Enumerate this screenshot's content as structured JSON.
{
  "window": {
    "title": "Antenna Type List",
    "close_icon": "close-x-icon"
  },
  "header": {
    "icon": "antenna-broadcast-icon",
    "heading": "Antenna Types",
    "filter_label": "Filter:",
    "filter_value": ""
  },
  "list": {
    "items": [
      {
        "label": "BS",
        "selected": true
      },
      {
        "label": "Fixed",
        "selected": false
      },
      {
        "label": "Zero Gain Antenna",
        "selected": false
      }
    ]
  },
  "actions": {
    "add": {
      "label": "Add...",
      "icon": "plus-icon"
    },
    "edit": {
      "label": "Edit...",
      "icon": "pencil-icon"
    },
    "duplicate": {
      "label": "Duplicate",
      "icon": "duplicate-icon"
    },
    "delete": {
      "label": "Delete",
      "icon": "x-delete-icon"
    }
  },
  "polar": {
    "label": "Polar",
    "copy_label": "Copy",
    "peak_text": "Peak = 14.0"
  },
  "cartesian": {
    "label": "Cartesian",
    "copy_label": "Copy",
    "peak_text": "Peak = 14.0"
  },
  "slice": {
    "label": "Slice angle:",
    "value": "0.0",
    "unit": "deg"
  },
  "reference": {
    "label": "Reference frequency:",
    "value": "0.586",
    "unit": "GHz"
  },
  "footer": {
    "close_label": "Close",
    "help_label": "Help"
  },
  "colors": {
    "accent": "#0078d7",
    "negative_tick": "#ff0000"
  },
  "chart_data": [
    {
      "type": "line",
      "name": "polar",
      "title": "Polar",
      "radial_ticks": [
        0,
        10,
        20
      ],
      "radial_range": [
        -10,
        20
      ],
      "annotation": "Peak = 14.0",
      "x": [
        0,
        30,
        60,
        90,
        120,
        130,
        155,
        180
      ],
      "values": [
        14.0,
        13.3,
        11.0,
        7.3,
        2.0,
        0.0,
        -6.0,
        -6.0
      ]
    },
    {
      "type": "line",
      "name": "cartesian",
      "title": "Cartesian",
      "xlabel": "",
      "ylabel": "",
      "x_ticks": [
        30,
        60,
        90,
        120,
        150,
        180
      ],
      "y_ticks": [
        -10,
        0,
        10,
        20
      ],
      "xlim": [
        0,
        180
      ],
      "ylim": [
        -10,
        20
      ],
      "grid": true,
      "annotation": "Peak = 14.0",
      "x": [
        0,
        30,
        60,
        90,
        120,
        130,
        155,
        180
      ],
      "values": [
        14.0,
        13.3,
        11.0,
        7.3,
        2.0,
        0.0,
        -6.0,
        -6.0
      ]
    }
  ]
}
*****
**Given instruction:** The full set of records should be duplicated exactly.

**Answer below:**
Enumerate this screenshot's content as structured JSON.
{
  "window": {
    "title": "Antenna Type List",
    "close_icon": "close-x-icon"
  },
  "header": {
    "icon": "antenna-broadcast-icon",
    "heading": "Antenna Types",
    "filter_label": "Filter:",
    "filter_value": ""
  },
  "list": {
    "items": [
      {
        "label": "BS",
        "selected": true
      },
      {
        "label": "Fixed",
        "selected": false
      },
      {
        "label": "Zero Gain Antenna",
        "selected": false
      }
    ]
  },
  "actions": {
    "add": {
      "label": "Add...",
      "icon": "plus-icon"
    },
    "edit": {
      "label": "Edit...",
      "icon": "pencil-icon"
    },
    "duplicate": {
      "label": "Duplicate",
      "icon": "duplicate-icon"
    },
    "delete": {
      "label": "Delete",
      "icon": "x-delete-icon"
    }
  },
  "polar": {
    "label": "Polar",
    "copy_label": "Copy",
    "peak_text": "Peak = 14.0"
  },
  "cartesian": {
    "label": "Cartesian",
    "copy_label": "Copy",
    "peak_text": "Peak = 14.0"
  },
  "slice": {
    "label": "Slice angle:",
    "value": "0.0",
    "unit": "deg"
  },
  "reference": {
    "label": "Reference frequency:",
    "value": "0.586",
    "unit": "GHz"
  },
  "footer": {
    "close_label": "Close",
    "help_label": "Help"
  },
  "colors": {
    "accent": "#0078d7",
    "negative_tick": "#ff0000"
  },
  "chart_data": [
    {
      "type": "line",
      "name": "polar",
      "title": "Polar",
      "radial_ticks": [
        0,
        10,
        20
      ],
      "radial_range": [
        -10,
        20
      ],
      "annotation": "Peak = 14.0",
      "x": [
        0,
        30,
        60,
        90,
        120,
        130,
        155,
        180
      ],
      "values": [
        14.0,
        13.3,
        11.0,
        7.3,
        2.0,
        0.0,
        -6.0,
        -6.0
      ]
    },
    {
      "type": "line",
      "name": "cartesian",
      "title": "Cartesian",
      "xlabel": "",
      "ylabel": "",
      "x_ticks": [
        30,
        60,
        90,
        120,
        150,
        180
      ],
      "y_ticks": [
        -10,
        0,
        10,
        20
      ],
      "xlim": [
        0,
        180
      ],
      "ylim": [
        -10,
        20
      ],
      "grid": true,
      "annotation": "Peak = 14.0",
      "x": [
        0,
        30,
        60,
        90,
        120,
        130,
        155,
        180
      ],
      "values": [
        14.0,
        13.3,
        11.0,
        7.3,
        2.0,
        0.0,
        -6.0,
        -6.0
      ]
    }
  ]
}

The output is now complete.